Pick out all lines of the entries that include the word "coordinate" and copy them.

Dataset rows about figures
>> begin

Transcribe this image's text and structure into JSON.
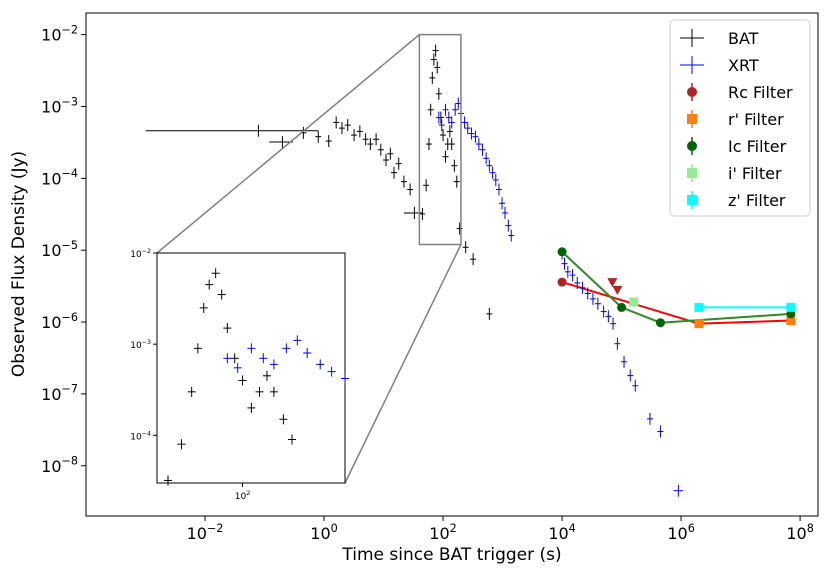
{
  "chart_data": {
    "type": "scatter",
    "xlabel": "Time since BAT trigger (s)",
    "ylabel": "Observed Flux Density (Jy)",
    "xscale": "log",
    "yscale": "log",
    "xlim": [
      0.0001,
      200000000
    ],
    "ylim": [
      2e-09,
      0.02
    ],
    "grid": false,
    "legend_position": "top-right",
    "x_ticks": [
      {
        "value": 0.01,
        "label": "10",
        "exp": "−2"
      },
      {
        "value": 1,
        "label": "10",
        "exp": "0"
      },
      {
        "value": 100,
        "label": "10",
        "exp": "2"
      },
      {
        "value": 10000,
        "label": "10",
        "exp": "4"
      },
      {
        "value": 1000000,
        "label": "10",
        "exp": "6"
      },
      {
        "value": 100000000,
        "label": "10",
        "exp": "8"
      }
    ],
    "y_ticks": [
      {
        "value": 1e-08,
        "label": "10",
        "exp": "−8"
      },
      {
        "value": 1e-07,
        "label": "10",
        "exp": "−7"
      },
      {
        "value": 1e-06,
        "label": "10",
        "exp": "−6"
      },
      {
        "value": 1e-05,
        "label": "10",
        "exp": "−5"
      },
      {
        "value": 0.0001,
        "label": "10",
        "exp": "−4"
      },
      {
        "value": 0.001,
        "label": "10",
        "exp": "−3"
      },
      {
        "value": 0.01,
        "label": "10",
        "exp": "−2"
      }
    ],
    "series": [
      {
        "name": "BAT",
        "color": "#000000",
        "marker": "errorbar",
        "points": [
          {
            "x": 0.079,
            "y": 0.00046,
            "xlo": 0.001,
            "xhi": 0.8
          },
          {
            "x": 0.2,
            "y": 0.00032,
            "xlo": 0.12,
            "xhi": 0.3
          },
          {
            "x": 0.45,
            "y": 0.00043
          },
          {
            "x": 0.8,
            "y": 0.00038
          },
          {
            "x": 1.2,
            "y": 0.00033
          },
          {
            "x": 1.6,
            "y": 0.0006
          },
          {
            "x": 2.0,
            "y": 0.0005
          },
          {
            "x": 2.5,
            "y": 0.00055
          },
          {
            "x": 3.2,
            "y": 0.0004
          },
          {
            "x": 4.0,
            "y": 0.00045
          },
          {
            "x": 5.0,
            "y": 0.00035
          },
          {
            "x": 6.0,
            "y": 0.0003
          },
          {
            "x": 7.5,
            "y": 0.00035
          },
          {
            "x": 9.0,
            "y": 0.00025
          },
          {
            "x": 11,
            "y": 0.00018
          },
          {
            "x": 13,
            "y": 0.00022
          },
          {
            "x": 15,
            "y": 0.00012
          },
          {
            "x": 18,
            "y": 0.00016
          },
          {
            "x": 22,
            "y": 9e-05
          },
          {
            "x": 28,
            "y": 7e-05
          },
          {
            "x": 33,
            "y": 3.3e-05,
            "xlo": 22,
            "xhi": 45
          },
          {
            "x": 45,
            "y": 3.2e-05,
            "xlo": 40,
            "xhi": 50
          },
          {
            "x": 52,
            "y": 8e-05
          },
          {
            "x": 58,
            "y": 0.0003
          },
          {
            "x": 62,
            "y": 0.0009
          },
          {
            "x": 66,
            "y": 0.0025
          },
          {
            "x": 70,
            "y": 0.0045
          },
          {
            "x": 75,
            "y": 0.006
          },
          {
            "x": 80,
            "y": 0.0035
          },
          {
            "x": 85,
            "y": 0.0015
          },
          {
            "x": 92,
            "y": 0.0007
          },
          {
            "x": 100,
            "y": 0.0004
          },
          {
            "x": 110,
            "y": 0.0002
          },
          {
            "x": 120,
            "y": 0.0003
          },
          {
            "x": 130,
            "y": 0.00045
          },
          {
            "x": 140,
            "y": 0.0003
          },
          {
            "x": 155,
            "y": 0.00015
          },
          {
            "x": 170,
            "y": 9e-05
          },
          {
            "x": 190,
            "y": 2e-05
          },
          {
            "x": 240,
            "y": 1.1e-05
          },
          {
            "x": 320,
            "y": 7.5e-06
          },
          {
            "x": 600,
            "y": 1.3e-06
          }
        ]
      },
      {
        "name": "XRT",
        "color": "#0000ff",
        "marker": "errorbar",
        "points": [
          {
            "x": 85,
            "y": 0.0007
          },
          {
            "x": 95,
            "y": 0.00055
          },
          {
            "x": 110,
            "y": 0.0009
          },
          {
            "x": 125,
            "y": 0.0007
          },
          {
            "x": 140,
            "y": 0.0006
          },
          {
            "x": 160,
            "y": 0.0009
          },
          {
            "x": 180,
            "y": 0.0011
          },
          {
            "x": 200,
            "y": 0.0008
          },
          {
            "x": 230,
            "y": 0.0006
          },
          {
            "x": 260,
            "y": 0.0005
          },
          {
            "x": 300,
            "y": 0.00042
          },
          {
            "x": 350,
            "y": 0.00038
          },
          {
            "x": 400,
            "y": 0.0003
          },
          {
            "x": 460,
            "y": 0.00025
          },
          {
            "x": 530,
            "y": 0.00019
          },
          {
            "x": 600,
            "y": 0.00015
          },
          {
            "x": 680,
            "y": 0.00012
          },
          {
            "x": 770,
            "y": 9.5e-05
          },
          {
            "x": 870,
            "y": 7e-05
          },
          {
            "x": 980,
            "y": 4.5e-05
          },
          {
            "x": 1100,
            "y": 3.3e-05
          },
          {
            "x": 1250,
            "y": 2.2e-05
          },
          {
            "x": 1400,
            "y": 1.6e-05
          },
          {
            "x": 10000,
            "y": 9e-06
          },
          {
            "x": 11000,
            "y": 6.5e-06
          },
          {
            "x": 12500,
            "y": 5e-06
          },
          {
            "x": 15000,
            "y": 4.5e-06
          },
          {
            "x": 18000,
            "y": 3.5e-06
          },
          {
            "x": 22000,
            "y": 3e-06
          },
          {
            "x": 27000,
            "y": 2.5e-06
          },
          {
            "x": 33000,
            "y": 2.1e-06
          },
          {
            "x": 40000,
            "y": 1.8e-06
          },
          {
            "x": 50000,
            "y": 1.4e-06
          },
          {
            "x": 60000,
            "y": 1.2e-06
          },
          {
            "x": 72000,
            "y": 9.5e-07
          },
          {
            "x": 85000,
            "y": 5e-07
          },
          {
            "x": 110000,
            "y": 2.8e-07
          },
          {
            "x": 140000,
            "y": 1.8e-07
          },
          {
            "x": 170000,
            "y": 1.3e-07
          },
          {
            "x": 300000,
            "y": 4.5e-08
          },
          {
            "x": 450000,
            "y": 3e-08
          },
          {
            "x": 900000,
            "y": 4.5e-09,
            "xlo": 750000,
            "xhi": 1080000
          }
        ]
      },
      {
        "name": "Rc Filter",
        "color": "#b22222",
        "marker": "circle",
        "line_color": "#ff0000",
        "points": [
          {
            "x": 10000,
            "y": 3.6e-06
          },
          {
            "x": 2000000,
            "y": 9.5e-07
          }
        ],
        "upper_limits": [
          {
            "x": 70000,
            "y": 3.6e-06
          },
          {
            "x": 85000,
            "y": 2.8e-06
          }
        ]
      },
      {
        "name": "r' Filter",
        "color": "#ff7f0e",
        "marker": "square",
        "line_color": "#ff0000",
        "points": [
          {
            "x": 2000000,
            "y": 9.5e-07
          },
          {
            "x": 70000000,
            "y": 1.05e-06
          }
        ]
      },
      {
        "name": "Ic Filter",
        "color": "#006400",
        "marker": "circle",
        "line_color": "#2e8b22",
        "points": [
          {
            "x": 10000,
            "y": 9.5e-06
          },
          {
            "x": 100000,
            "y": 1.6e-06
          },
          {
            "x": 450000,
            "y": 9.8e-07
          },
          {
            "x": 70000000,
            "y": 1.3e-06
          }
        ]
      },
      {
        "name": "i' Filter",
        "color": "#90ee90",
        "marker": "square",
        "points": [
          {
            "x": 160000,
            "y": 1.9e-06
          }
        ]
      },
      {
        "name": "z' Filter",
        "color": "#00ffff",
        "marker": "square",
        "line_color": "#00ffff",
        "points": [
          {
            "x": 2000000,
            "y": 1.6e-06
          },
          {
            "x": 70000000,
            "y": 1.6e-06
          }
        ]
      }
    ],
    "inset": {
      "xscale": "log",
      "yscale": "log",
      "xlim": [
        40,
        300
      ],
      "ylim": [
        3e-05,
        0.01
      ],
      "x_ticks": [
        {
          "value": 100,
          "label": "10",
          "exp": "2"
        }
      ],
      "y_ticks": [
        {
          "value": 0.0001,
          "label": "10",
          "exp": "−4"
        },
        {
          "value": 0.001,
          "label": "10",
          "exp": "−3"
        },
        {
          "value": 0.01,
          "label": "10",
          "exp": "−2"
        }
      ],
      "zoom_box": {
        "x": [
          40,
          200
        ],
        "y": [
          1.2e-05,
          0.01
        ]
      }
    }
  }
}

>> end
>> begin

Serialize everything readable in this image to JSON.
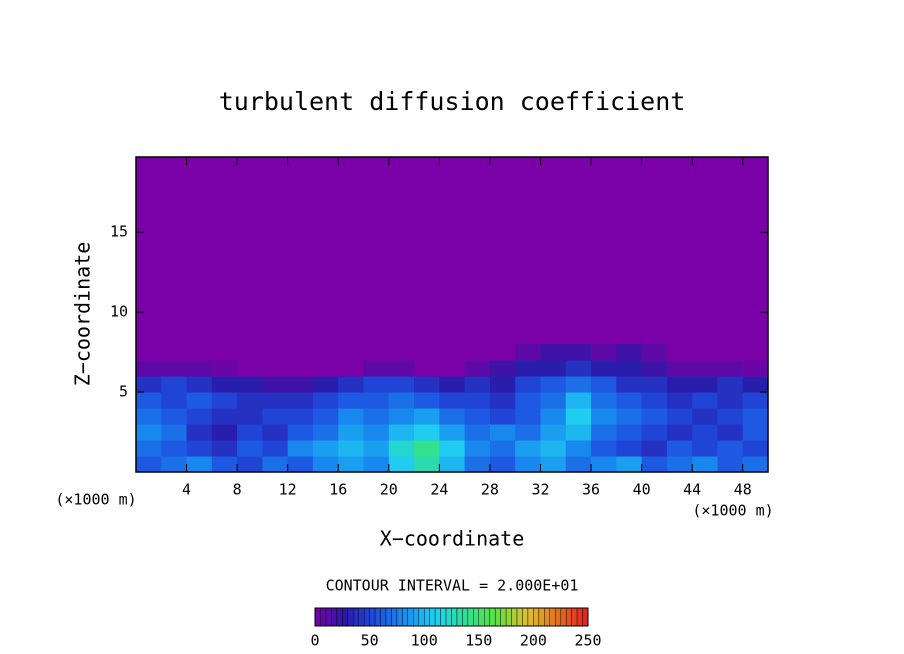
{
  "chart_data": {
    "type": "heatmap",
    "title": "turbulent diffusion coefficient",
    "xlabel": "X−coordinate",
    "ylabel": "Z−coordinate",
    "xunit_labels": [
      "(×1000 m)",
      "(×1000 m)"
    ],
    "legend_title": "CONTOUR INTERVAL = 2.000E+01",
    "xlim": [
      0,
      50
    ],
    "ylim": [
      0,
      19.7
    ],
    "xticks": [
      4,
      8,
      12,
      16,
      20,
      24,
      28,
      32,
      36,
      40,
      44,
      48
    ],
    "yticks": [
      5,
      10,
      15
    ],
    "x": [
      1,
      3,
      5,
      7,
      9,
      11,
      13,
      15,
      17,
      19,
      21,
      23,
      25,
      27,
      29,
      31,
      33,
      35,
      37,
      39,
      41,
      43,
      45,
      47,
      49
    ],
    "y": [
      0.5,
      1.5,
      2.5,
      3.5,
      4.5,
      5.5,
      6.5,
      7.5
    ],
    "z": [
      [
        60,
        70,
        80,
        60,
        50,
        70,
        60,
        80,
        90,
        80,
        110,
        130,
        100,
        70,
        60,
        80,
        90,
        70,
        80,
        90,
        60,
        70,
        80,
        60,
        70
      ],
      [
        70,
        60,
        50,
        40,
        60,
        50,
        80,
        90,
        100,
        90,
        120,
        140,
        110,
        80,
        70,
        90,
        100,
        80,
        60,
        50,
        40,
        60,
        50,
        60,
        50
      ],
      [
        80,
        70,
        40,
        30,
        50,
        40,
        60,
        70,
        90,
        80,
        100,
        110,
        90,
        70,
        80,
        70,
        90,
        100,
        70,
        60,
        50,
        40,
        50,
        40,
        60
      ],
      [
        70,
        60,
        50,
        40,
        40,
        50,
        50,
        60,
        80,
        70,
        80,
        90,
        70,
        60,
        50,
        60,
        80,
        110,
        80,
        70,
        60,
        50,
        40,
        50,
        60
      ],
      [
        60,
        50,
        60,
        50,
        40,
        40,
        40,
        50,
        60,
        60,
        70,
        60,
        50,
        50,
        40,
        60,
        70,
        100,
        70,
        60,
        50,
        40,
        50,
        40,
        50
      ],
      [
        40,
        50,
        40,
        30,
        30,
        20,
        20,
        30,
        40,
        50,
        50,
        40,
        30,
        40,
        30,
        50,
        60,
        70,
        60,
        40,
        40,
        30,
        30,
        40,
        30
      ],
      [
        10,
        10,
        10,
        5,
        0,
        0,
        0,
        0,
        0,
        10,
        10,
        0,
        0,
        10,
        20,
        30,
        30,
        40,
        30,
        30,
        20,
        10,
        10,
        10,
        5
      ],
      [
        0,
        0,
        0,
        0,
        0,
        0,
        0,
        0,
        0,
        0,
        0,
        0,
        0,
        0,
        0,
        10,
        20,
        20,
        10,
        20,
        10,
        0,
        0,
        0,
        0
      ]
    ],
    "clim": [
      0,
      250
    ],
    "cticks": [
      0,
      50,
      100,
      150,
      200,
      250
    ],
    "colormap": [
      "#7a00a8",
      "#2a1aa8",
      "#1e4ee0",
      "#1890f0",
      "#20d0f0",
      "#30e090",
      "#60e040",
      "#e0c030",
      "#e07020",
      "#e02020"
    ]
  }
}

>> end

■ EXERCISE RESPONSE:
    "xlabel": "X−coordinate",
    "ylabel": "Z−coordinate",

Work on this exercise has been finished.